Exercise objective
Copy each line of the records that contains the word "businesses".
────
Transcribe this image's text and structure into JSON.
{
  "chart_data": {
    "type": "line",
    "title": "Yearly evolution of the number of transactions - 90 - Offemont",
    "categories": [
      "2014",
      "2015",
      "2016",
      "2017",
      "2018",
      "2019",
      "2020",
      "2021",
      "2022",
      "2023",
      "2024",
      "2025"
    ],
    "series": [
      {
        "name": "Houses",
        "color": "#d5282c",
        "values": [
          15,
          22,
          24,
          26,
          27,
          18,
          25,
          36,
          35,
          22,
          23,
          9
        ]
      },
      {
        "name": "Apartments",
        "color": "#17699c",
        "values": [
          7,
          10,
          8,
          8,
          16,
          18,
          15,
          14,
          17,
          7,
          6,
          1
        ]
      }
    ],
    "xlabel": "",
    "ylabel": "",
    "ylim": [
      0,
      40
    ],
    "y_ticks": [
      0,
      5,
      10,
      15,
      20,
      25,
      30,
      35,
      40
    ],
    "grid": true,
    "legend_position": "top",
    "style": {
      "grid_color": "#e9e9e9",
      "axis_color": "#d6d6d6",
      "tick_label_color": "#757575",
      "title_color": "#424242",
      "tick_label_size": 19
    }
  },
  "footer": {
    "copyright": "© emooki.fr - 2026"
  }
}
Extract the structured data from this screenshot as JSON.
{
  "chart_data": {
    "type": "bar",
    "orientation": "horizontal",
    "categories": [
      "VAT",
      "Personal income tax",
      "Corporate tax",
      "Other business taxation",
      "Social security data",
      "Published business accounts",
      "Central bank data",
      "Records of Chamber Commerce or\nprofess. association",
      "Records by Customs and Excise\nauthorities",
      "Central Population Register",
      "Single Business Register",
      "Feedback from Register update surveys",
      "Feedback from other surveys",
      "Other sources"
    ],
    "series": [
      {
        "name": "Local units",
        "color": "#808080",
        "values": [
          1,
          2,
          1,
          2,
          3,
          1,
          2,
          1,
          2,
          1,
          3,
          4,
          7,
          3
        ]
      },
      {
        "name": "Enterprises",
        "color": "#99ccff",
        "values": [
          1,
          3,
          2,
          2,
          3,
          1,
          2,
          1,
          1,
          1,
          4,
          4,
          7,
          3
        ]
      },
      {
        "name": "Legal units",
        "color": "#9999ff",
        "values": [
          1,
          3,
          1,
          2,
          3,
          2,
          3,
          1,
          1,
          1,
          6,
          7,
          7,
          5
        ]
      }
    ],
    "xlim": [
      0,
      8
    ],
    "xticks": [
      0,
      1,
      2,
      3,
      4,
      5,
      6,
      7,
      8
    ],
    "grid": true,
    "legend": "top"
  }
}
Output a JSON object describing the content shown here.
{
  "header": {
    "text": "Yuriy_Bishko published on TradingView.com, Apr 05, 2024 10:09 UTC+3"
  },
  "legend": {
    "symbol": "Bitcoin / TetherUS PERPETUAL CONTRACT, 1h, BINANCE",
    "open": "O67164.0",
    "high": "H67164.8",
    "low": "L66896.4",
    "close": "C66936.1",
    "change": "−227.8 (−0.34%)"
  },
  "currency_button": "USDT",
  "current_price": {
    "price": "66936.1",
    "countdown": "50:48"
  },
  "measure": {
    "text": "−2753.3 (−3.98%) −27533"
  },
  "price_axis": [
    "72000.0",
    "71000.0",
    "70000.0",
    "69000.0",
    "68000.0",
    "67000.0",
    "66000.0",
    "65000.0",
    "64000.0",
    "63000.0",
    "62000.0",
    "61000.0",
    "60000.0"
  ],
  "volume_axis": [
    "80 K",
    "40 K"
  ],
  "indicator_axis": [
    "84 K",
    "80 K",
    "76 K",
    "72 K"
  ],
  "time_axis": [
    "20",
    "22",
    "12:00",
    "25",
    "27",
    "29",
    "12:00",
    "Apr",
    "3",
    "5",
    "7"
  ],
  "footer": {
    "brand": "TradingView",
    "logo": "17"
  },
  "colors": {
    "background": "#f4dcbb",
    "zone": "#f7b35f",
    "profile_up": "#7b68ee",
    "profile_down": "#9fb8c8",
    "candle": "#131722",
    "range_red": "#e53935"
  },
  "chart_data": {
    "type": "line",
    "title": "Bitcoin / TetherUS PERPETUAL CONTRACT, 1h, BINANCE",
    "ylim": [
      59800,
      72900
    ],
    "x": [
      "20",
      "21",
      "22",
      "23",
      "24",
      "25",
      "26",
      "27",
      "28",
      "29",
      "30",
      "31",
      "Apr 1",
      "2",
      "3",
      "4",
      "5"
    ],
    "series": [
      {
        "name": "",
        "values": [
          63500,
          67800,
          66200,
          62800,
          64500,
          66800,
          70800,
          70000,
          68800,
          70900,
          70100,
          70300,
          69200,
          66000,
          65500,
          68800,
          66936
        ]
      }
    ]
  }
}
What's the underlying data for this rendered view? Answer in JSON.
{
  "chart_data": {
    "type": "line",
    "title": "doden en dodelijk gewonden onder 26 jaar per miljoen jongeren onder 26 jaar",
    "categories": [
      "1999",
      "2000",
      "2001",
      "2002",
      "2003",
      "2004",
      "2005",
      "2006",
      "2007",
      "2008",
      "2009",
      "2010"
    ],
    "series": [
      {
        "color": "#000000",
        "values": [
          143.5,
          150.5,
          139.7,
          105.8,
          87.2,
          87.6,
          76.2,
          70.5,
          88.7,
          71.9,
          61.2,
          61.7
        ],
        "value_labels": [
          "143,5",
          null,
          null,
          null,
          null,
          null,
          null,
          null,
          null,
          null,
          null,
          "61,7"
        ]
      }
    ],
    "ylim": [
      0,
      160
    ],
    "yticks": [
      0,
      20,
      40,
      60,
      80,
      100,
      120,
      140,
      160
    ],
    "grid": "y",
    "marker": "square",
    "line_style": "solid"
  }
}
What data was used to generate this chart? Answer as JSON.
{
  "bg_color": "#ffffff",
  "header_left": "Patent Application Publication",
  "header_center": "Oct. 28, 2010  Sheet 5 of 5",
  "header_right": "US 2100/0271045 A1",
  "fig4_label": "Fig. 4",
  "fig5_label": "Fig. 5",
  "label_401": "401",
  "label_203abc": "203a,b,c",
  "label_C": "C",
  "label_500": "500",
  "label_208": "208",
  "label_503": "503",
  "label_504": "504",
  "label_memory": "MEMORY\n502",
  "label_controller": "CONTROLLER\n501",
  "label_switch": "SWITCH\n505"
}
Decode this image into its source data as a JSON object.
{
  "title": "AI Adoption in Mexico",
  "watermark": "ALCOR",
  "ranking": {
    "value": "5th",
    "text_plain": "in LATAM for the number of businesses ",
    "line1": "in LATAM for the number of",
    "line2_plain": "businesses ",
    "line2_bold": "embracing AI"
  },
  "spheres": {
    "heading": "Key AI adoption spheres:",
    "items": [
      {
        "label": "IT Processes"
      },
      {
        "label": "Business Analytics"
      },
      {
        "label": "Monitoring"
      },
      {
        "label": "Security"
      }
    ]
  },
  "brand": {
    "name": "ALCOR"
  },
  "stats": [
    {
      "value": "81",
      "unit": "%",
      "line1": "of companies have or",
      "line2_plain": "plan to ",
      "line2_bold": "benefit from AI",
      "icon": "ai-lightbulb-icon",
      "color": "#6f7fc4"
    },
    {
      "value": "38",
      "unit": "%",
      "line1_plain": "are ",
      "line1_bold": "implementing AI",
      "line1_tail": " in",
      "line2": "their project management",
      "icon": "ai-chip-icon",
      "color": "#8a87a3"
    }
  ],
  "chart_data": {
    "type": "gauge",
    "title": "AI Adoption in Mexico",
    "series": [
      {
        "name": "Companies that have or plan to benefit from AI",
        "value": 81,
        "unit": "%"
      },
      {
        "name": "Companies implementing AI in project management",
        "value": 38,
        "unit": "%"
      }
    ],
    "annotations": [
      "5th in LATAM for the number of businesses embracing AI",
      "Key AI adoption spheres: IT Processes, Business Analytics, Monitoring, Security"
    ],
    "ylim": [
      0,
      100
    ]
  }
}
────
Finished exercise
    "text_plain": "in LATAM for the number of businesses ",
    "line2_plain": "businesses ",
      "5th in LATAM for the number of businesses embracing AI",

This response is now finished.